To be done
Please rewrite the material below, changing every "played-cell" to "matches-cell" and leaving everything else unchanged.

Data entries
⁂
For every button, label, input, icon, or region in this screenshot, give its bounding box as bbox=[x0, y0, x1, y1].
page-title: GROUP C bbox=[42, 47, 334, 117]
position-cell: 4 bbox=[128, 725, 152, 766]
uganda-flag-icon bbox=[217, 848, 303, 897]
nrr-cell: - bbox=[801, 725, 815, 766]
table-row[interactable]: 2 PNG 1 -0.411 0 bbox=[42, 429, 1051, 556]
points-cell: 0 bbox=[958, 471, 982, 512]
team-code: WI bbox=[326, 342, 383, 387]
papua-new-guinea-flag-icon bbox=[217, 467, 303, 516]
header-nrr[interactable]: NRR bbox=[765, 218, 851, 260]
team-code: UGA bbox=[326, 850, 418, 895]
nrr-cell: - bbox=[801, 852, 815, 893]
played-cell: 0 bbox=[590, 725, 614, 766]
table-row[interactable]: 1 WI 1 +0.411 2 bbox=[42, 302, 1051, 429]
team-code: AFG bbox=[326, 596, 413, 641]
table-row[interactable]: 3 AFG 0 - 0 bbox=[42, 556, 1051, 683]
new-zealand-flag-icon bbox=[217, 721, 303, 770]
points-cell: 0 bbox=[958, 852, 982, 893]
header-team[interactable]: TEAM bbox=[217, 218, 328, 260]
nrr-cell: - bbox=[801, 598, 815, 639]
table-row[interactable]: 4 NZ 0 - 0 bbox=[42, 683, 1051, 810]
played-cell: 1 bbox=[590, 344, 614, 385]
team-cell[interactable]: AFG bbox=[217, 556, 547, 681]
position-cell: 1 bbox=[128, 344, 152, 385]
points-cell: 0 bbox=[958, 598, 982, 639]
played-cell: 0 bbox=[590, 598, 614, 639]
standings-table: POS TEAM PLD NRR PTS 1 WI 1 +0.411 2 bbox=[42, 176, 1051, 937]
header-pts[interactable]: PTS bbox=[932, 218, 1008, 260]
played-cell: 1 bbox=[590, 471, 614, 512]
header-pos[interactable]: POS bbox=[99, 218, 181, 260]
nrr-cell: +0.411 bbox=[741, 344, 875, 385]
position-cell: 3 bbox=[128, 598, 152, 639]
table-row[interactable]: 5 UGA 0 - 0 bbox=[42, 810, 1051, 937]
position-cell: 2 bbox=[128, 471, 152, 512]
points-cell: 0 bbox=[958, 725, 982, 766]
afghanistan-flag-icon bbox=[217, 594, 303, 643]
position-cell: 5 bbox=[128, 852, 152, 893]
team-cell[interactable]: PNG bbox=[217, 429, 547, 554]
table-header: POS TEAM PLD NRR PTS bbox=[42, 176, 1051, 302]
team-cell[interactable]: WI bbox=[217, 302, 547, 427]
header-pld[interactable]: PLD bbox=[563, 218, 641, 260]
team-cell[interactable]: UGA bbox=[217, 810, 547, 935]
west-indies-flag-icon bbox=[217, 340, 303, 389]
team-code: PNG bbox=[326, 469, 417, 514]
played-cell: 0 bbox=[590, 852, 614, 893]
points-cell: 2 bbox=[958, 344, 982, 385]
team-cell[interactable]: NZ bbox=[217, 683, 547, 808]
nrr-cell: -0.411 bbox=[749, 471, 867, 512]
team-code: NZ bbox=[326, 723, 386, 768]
⁂
Reply
For every button, label, input, icon, or region in this screenshot, give its bounding box as bbox=[x0, y0, x1, y1].
page-title: GROUP C bbox=[42, 47, 334, 117]
position-cell: 4 bbox=[128, 725, 152, 766]
uganda-flag-icon bbox=[217, 848, 303, 897]
nrr-cell: - bbox=[801, 725, 815, 766]
table-row[interactable]: 2 PNG 1 -0.411 0 bbox=[42, 429, 1051, 556]
points-cell: 0 bbox=[958, 471, 982, 512]
team-code: WI bbox=[326, 342, 383, 387]
papua-new-guinea-flag-icon bbox=[217, 467, 303, 516]
header-nrr[interactable]: NRR bbox=[765, 218, 851, 260]
team-code: UGA bbox=[326, 850, 418, 895]
nrr-cell: - bbox=[801, 852, 815, 893]
matches-cell: 0 bbox=[590, 725, 614, 766]
table-row[interactable]: 1 WI 1 +0.411 2 bbox=[42, 302, 1051, 429]
team-code: AFG bbox=[326, 596, 413, 641]
table-row[interactable]: 3 AFG 0 - 0 bbox=[42, 556, 1051, 683]
new-zealand-flag-icon bbox=[217, 721, 303, 770]
points-cell: 0 bbox=[958, 852, 982, 893]
header-team[interactable]: TEAM bbox=[217, 218, 328, 260]
nrr-cell: - bbox=[801, 598, 815, 639]
table-row[interactable]: 4 NZ 0 - 0 bbox=[42, 683, 1051, 810]
matches-cell: 1 bbox=[590, 344, 614, 385]
team-cell[interactable]: AFG bbox=[217, 556, 547, 681]
position-cell: 1 bbox=[128, 344, 152, 385]
points-cell: 0 bbox=[958, 598, 982, 639]
matches-cell: 0 bbox=[590, 598, 614, 639]
standings-table: POS TEAM PLD NRR PTS 1 WI 1 +0.411 2 bbox=[42, 176, 1051, 937]
header-pts[interactable]: PTS bbox=[932, 218, 1008, 260]
matches-cell: 1 bbox=[590, 471, 614, 512]
header-pos[interactable]: POS bbox=[99, 218, 181, 260]
nrr-cell: +0.411 bbox=[741, 344, 875, 385]
position-cell: 3 bbox=[128, 598, 152, 639]
table-row[interactable]: 5 UGA 0 - 0 bbox=[42, 810, 1051, 937]
position-cell: 2 bbox=[128, 471, 152, 512]
points-cell: 0 bbox=[958, 725, 982, 766]
afghanistan-flag-icon bbox=[217, 594, 303, 643]
position-cell: 5 bbox=[128, 852, 152, 893]
team-cell[interactable]: PNG bbox=[217, 429, 547, 554]
table-header: POS TEAM PLD NRR PTS bbox=[42, 176, 1051, 302]
team-cell[interactable]: WI bbox=[217, 302, 547, 427]
header-pld[interactable]: PLD bbox=[563, 218, 641, 260]
team-cell[interactable]: UGA bbox=[217, 810, 547, 935]
west-indies-flag-icon bbox=[217, 340, 303, 389]
team-code: PNG bbox=[326, 469, 417, 514]
matches-cell: 0 bbox=[590, 852, 614, 893]
points-cell: 2 bbox=[958, 344, 982, 385]
team-cell[interactable]: NZ bbox=[217, 683, 547, 808]
nrr-cell: -0.411 bbox=[749, 471, 867, 512]
team-code: NZ bbox=[326, 723, 386, 768]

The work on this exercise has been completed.